Rows:
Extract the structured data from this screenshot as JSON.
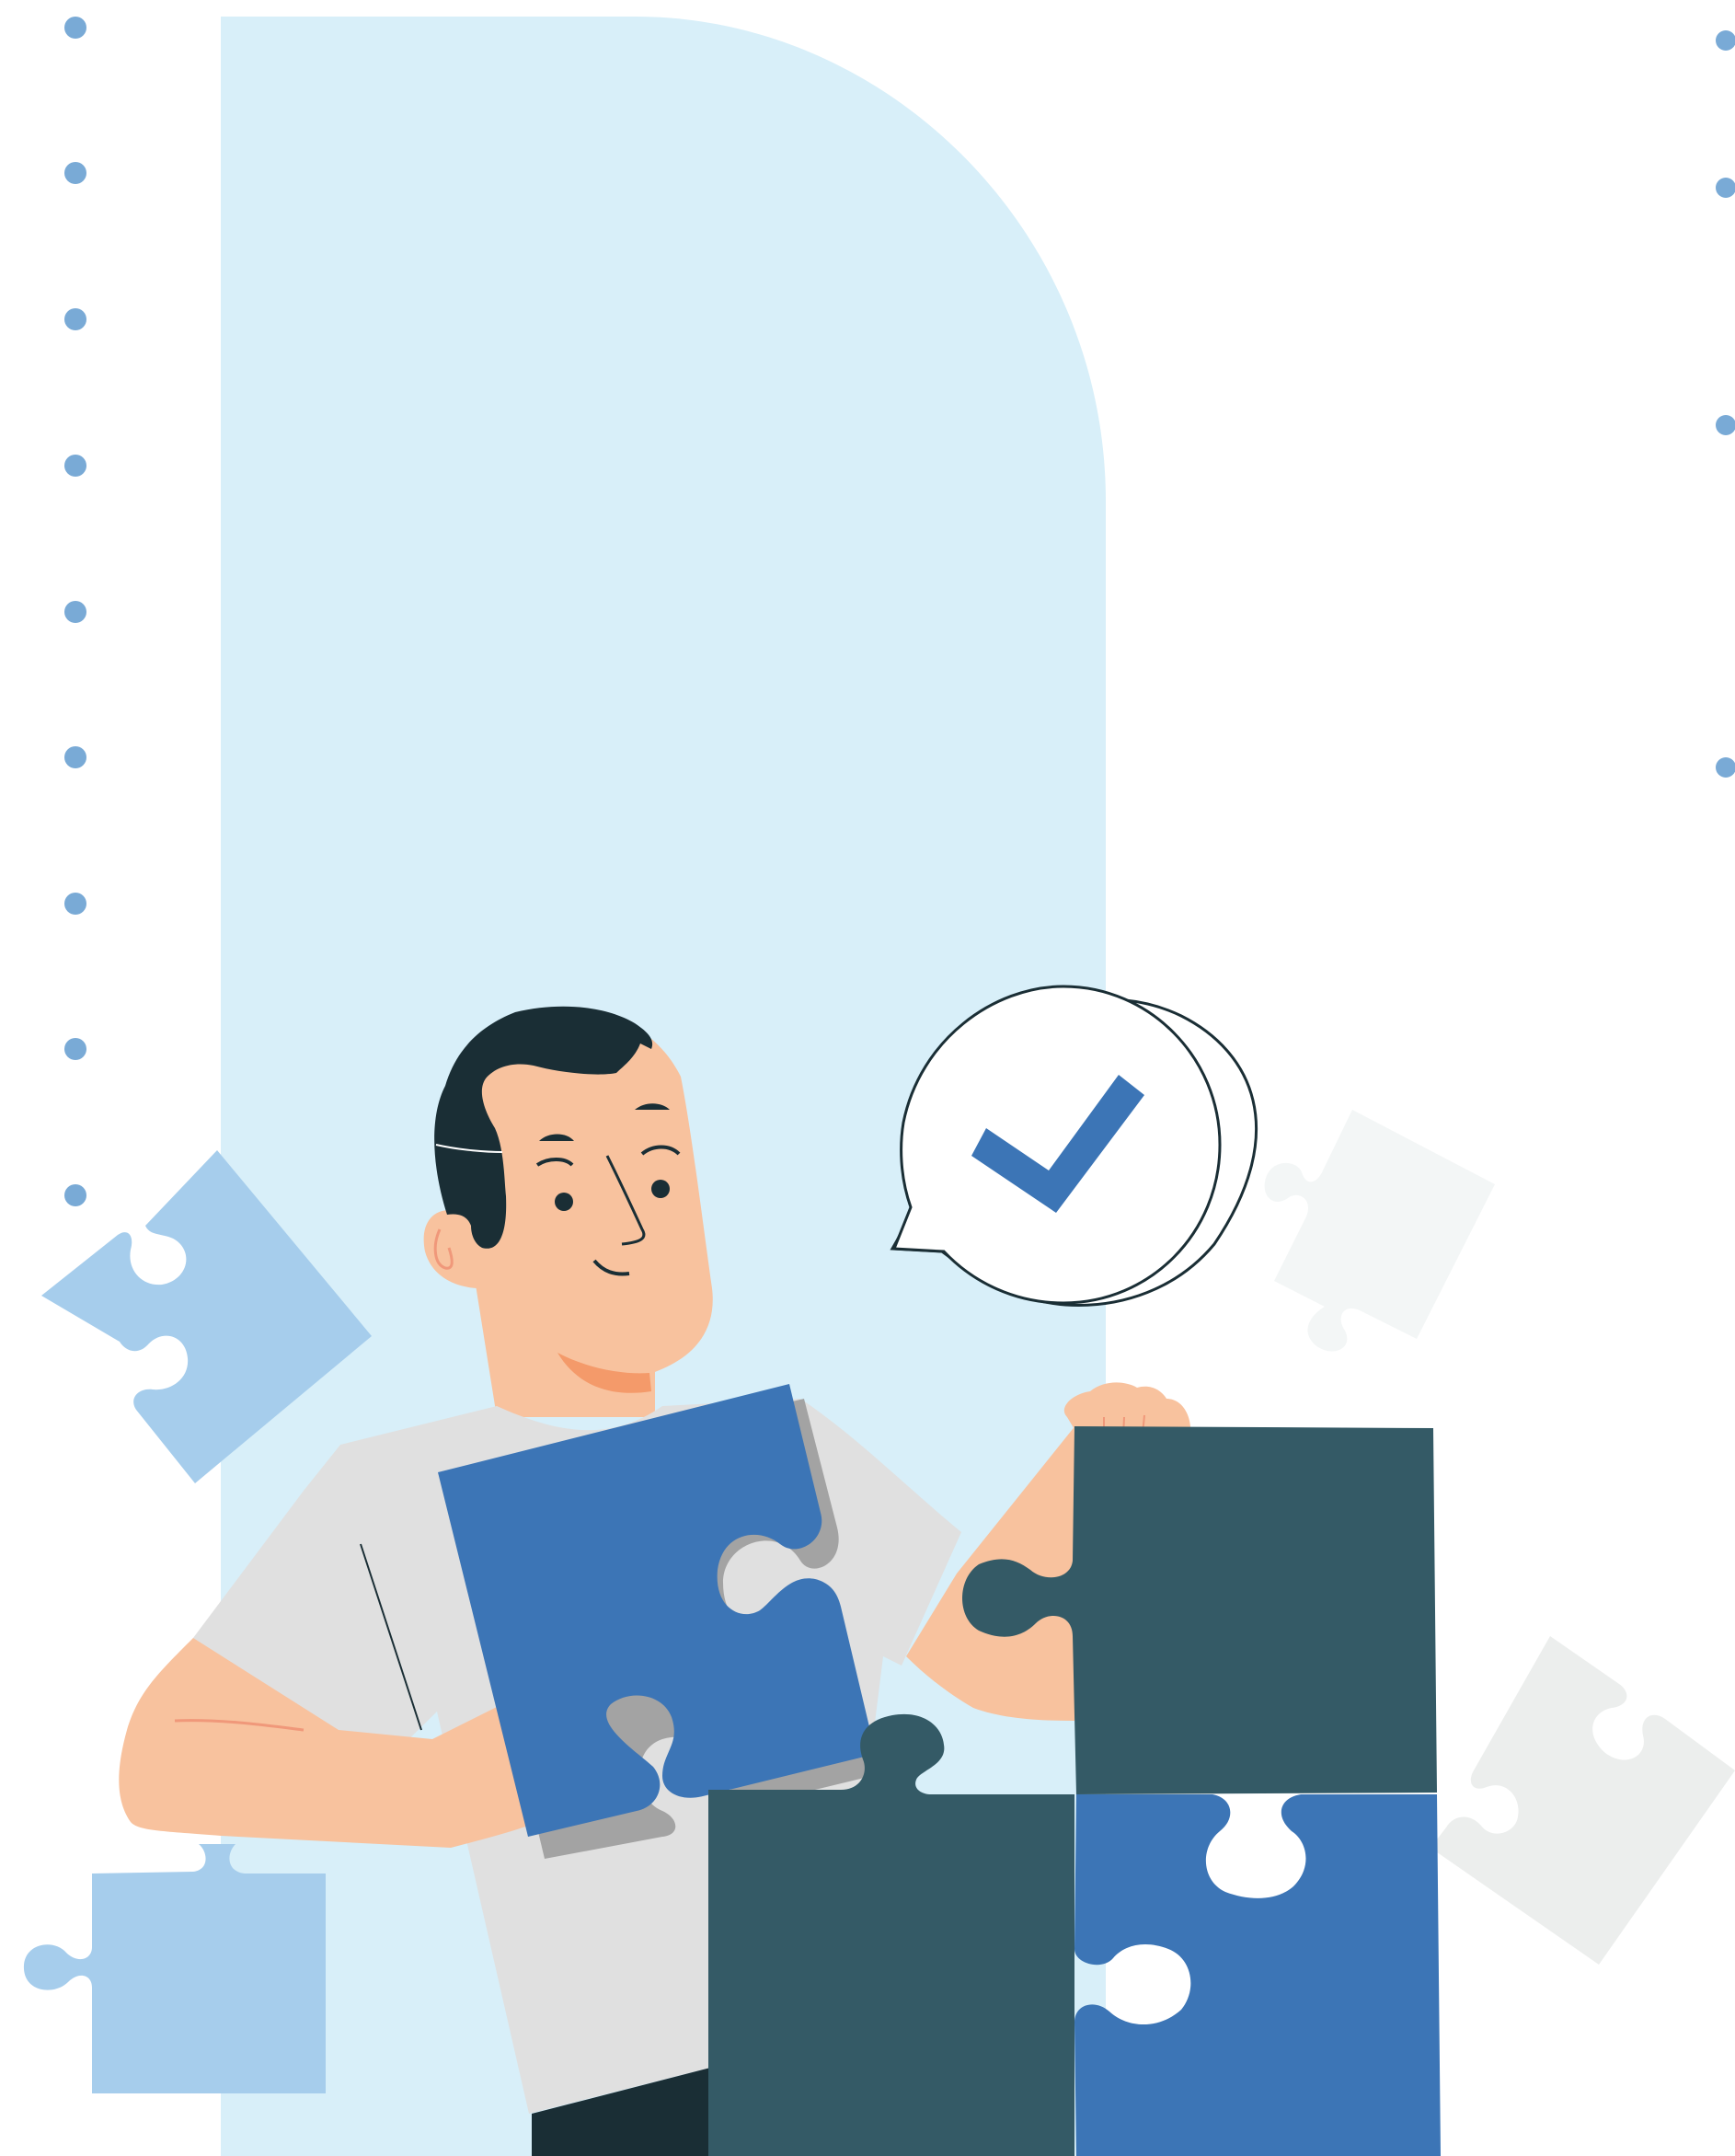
{
  "illustration": {
    "subject": "man-assembling-puzzle",
    "icons": [
      "checkmark-icon",
      "speech-bubble-icon",
      "puzzle-piece-icon"
    ],
    "colors": {
      "background": "#ffffff",
      "backdrop_panel": "#d8eff9",
      "dots": "#79aad6",
      "puzzle_blue": "#3c75b6",
      "puzzle_dark": "#345a66",
      "puzzle_light_blue": "#a6cdec",
      "puzzle_pale_gray": "#eceeed",
      "skin": "#f8c29e",
      "hair": "#1a2e35",
      "shirt": "#e0e0e0",
      "checkmark": "#3c75b6"
    }
  }
}
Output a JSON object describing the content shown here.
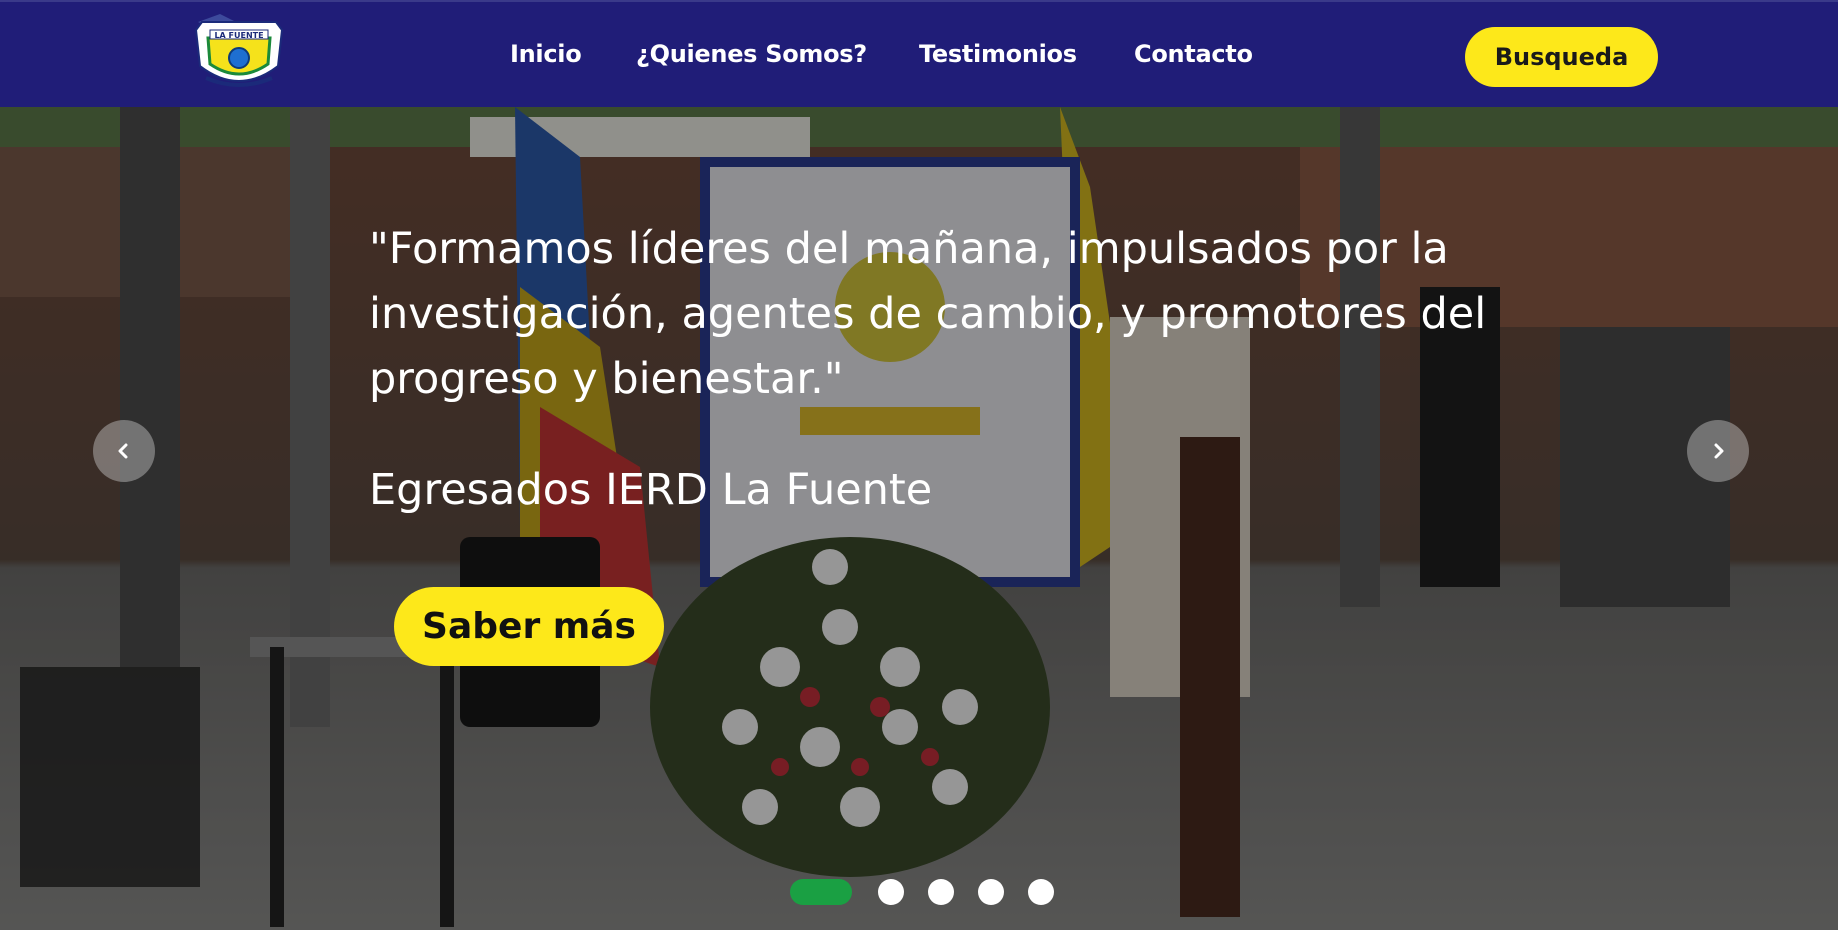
{
  "brand": {
    "logo_text": "LA FUENTE",
    "logo_icon": "school-crest-logo"
  },
  "nav": {
    "items": [
      {
        "label": "Inicio"
      },
      {
        "label": "¿Quienes Somos?"
      },
      {
        "label": "Testimonios"
      },
      {
        "label": "Contacto"
      }
    ],
    "search_label": "Busqueda"
  },
  "hero": {
    "quote": "\"Formamos líderes del mañana, impulsados por la investigación, agentes de cambio, y promotores del progreso y bienestar.\"",
    "author": "Egresados IERD La Fuente",
    "cta_label": "Saber más",
    "prev_icon": "chevron-left-icon",
    "next_icon": "chevron-right-icon",
    "slide_count": 5,
    "active_slide": 1
  },
  "colors": {
    "nav_bg": "#201d78",
    "accent_yellow": "#fde81a",
    "active_dot": "#1aa043"
  }
}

Your objective:
Reproduce the lines of the listing exactly, starting at the one that contains "Output a JSON" and continuing through the final line, but leave out the pictures.

Response to the exercise:
Output a JSON object describing the content shown here.
{
  "brand": {
    "logo_text": "LA FUENTE",
    "logo_icon": "school-crest-logo"
  },
  "nav": {
    "items": [
      {
        "label": "Inicio"
      },
      {
        "label": "¿Quienes Somos?"
      },
      {
        "label": "Testimonios"
      },
      {
        "label": "Contacto"
      }
    ],
    "search_label": "Busqueda"
  },
  "hero": {
    "quote": "\"Formamos líderes del mañana, impulsados por la investigación, agentes de cambio, y promotores del progreso y bienestar.\"",
    "author": "Egresados IERD La Fuente",
    "cta_label": "Saber más",
    "prev_icon": "chevron-left-icon",
    "next_icon": "chevron-right-icon",
    "slide_count": 5,
    "active_slide": 1
  },
  "colors": {
    "nav_bg": "#201d78",
    "accent_yellow": "#fde81a",
    "active_dot": "#1aa043"
  }
}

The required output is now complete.